- Stated problem
Scan the data below for the string "watermark". Copy every line where it appears.

[Data records]
════

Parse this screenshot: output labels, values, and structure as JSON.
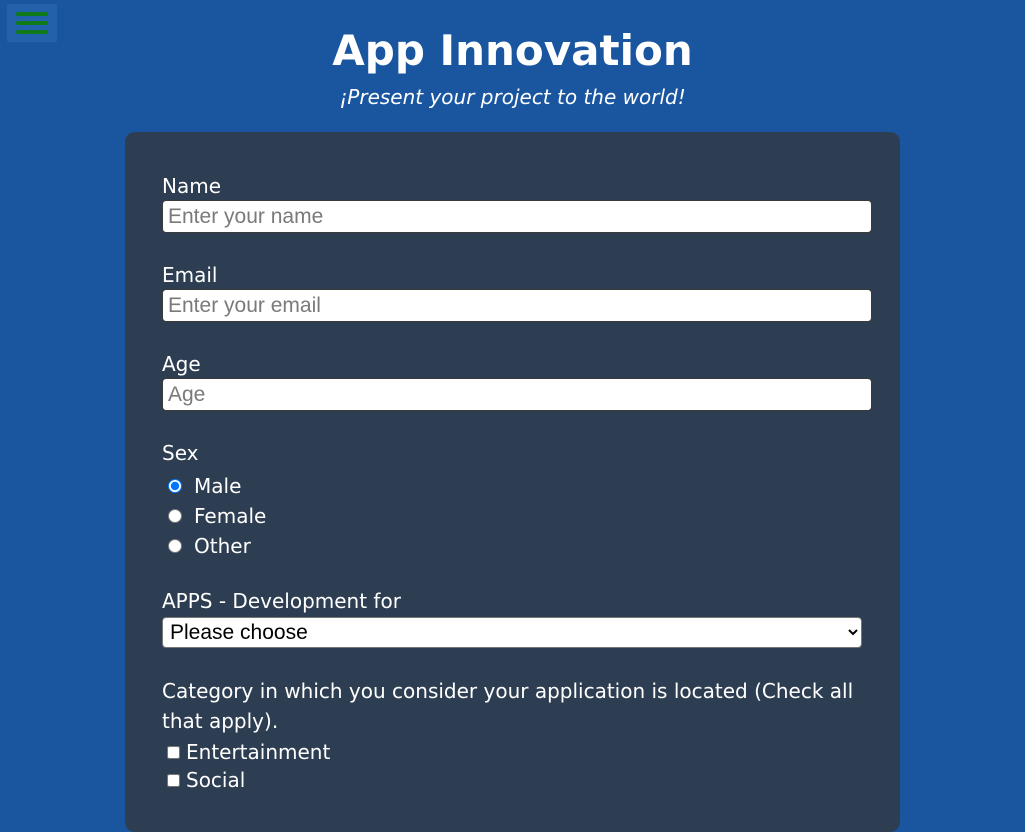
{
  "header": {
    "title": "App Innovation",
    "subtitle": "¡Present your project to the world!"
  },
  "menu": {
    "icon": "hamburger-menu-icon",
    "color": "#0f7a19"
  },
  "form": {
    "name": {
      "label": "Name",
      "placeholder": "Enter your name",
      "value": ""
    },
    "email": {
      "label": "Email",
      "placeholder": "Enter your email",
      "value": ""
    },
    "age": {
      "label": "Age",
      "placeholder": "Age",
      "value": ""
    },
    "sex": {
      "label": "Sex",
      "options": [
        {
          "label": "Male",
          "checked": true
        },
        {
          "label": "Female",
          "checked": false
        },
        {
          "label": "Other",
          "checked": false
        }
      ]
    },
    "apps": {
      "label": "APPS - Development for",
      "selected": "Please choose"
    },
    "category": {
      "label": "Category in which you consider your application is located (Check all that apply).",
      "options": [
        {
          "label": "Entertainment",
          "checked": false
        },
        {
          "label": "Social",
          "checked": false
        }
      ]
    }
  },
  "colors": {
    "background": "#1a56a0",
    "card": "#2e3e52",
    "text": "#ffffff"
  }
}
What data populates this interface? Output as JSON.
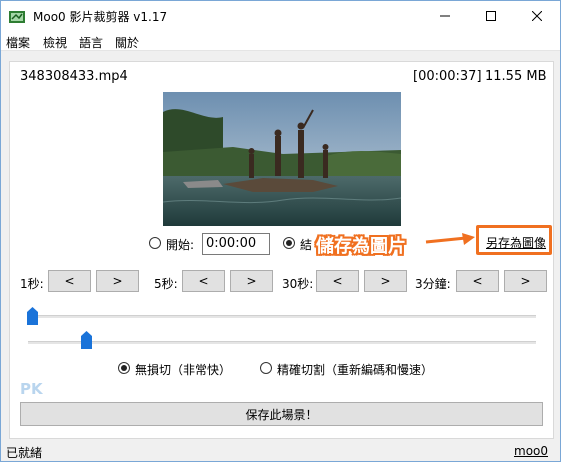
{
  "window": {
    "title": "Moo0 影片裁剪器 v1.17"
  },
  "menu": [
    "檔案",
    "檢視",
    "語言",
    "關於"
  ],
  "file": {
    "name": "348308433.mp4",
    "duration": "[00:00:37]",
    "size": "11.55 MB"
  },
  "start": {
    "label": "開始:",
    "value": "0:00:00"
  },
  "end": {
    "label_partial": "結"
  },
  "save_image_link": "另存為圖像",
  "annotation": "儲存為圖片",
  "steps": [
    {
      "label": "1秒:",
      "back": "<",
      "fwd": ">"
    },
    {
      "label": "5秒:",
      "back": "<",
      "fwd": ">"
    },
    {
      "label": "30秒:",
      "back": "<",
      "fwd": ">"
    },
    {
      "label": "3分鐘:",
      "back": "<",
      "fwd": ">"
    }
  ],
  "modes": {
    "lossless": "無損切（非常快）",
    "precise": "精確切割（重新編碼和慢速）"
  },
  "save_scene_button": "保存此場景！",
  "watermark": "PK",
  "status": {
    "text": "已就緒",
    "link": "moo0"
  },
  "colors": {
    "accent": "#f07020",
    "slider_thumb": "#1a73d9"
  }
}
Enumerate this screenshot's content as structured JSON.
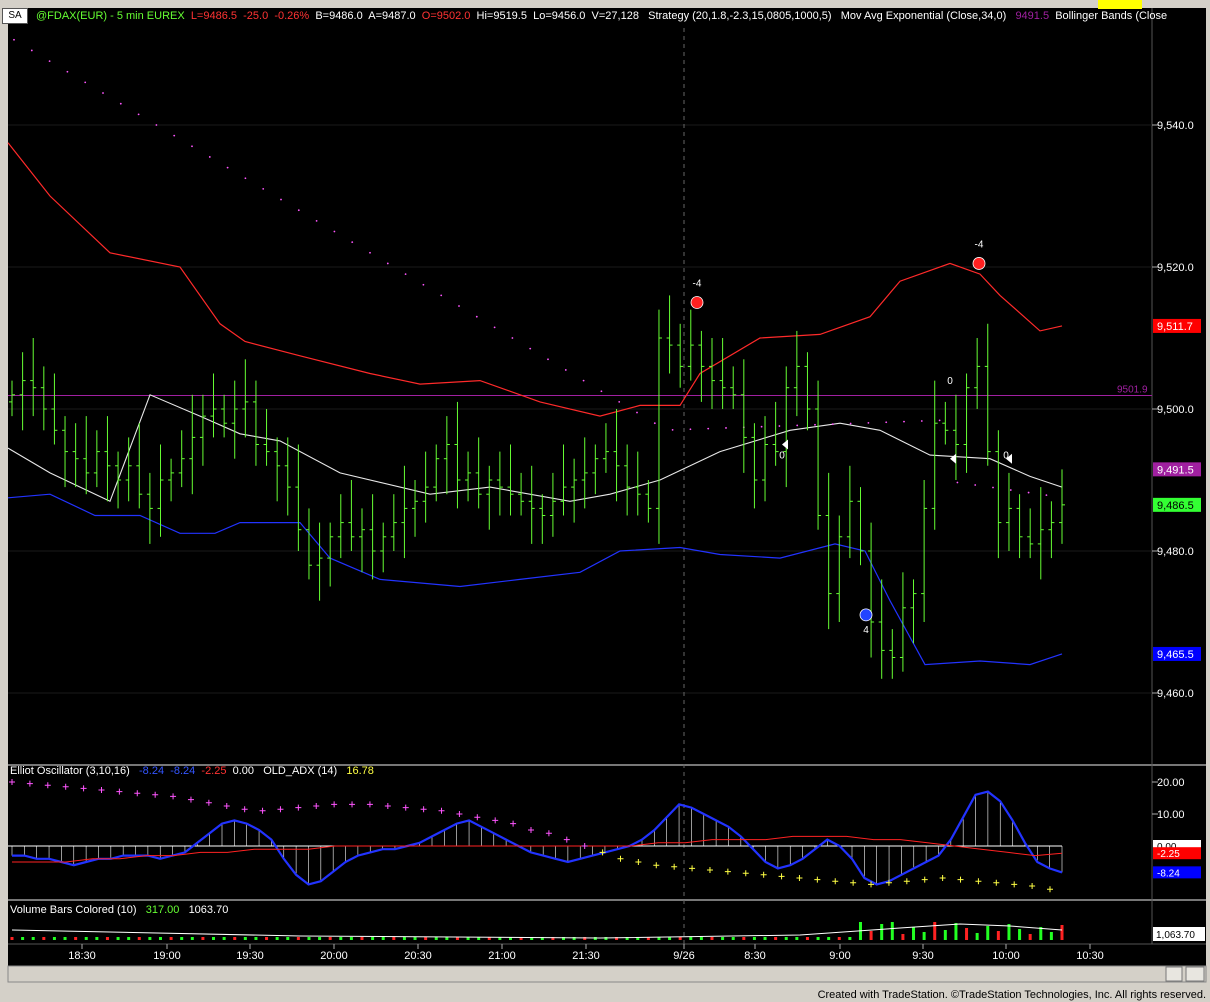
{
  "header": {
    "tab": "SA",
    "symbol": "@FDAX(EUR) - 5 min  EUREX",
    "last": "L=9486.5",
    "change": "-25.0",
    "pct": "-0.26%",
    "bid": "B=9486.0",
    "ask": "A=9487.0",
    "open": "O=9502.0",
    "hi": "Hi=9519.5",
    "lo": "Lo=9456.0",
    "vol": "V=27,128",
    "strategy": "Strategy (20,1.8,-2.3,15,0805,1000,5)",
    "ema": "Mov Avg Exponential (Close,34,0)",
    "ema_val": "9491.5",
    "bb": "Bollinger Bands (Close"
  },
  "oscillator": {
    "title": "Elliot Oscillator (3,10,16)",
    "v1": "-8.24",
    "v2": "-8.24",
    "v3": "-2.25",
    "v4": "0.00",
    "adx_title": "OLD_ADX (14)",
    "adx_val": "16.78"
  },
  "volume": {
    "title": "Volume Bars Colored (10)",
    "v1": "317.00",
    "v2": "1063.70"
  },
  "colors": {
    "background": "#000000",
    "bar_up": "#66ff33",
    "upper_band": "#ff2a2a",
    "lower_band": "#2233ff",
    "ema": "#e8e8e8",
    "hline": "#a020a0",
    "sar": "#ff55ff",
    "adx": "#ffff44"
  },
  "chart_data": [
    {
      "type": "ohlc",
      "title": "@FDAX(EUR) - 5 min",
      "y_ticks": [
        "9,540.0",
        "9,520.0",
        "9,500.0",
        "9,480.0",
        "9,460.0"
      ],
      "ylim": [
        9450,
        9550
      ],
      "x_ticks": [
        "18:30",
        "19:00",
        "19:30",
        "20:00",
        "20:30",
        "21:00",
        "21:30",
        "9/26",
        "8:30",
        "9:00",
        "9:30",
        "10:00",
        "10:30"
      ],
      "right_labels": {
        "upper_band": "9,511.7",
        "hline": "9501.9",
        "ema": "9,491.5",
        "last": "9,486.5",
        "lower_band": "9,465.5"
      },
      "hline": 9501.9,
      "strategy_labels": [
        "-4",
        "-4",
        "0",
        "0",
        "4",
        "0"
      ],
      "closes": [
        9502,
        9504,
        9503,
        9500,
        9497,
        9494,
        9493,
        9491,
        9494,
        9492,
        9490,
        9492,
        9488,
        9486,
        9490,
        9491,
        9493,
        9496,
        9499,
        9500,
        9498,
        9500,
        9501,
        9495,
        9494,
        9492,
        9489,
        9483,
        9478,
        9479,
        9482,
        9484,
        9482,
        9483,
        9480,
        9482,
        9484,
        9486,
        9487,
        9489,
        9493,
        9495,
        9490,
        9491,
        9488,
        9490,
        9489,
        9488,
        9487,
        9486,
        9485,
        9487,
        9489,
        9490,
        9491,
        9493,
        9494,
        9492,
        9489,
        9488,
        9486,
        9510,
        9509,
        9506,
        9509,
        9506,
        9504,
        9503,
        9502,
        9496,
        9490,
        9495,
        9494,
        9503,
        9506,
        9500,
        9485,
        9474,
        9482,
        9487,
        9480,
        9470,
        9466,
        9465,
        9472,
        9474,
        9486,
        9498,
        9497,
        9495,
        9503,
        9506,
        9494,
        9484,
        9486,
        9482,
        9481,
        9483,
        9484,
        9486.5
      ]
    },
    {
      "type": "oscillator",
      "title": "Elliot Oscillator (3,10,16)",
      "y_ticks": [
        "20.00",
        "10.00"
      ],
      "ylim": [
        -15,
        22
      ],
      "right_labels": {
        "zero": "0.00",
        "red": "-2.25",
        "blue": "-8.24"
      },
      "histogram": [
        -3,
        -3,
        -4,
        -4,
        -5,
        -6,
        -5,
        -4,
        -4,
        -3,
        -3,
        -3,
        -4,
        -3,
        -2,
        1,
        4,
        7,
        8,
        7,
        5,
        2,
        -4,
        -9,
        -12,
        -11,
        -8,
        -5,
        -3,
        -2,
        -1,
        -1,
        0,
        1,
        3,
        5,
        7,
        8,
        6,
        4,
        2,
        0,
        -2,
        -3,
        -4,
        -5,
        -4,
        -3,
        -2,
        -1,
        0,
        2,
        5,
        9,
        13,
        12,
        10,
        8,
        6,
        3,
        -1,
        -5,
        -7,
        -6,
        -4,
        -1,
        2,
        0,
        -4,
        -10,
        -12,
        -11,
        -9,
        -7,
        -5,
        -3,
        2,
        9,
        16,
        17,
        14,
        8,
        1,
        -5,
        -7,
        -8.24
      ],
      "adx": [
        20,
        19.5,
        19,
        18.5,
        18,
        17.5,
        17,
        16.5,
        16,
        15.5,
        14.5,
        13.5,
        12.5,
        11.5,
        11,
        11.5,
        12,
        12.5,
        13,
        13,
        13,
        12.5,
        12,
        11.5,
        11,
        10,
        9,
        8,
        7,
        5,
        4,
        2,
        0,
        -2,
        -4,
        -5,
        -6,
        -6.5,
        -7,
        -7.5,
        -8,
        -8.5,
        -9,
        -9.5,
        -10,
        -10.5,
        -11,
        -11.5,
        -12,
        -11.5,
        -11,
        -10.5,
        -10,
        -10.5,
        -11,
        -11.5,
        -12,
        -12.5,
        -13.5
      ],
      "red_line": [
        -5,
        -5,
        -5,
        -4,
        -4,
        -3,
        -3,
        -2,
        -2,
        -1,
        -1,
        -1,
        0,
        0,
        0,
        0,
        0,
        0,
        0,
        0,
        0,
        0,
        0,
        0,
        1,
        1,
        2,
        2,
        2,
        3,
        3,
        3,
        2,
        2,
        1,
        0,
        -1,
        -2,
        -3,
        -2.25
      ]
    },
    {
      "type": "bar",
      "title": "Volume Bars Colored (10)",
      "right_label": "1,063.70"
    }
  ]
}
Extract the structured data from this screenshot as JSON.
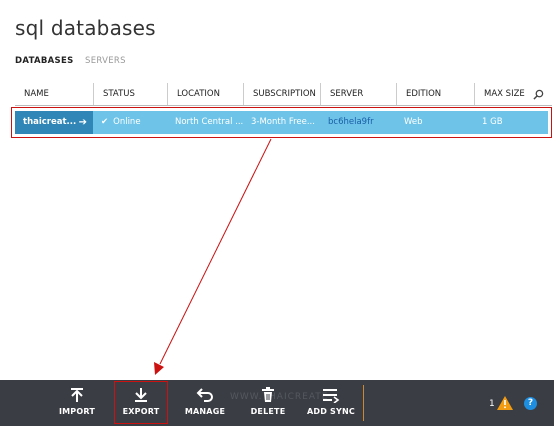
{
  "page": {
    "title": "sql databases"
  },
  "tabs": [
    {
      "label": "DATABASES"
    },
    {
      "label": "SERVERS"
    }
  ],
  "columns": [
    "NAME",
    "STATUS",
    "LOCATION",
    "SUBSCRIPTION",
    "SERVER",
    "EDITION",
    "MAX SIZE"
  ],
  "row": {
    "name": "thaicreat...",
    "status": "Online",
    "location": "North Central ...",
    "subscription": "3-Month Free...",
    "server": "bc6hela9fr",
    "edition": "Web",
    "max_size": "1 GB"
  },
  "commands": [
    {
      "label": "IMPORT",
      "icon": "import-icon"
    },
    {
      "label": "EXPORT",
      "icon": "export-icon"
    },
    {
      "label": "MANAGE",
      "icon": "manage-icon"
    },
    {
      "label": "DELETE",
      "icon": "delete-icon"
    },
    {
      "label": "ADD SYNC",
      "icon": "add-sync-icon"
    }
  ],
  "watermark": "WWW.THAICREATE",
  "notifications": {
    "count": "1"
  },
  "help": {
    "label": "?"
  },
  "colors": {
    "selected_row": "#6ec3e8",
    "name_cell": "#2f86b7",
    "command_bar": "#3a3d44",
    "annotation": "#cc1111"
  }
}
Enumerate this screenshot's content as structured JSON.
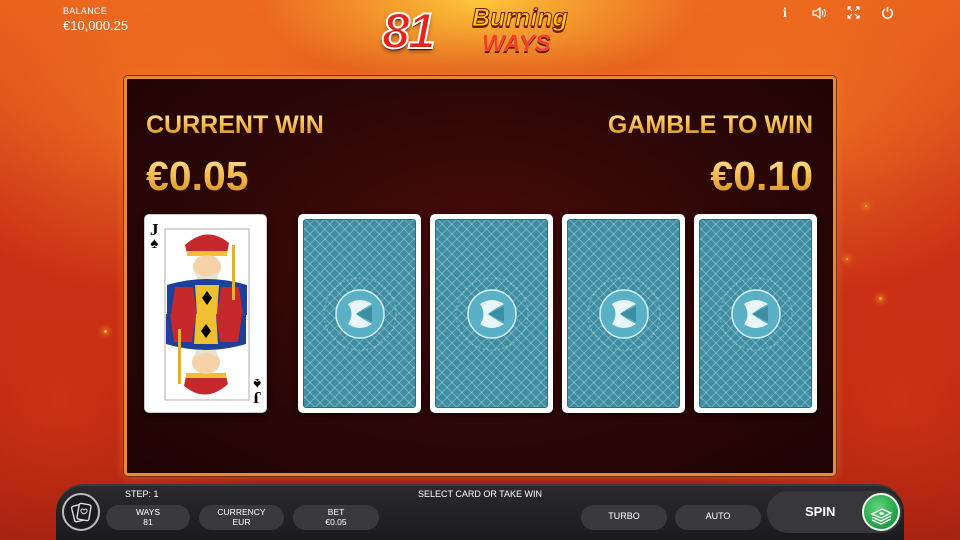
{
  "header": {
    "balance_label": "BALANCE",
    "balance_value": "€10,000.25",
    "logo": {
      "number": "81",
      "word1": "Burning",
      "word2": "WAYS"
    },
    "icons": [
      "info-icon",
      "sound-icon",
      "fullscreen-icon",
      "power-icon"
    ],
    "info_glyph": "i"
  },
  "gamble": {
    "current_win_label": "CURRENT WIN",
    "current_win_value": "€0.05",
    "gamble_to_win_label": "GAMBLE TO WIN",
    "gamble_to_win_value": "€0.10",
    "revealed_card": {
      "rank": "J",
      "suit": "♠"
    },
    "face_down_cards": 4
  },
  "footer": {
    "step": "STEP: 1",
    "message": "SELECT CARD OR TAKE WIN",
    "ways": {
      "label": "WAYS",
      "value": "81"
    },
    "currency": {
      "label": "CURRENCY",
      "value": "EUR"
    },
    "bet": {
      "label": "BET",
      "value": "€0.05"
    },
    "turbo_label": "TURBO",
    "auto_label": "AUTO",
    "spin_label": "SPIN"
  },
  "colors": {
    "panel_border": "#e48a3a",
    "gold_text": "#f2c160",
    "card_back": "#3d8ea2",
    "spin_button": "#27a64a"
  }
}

════

- Solution below
  "watermark": "PK",
  "watermark": "WWW.THAICREATE",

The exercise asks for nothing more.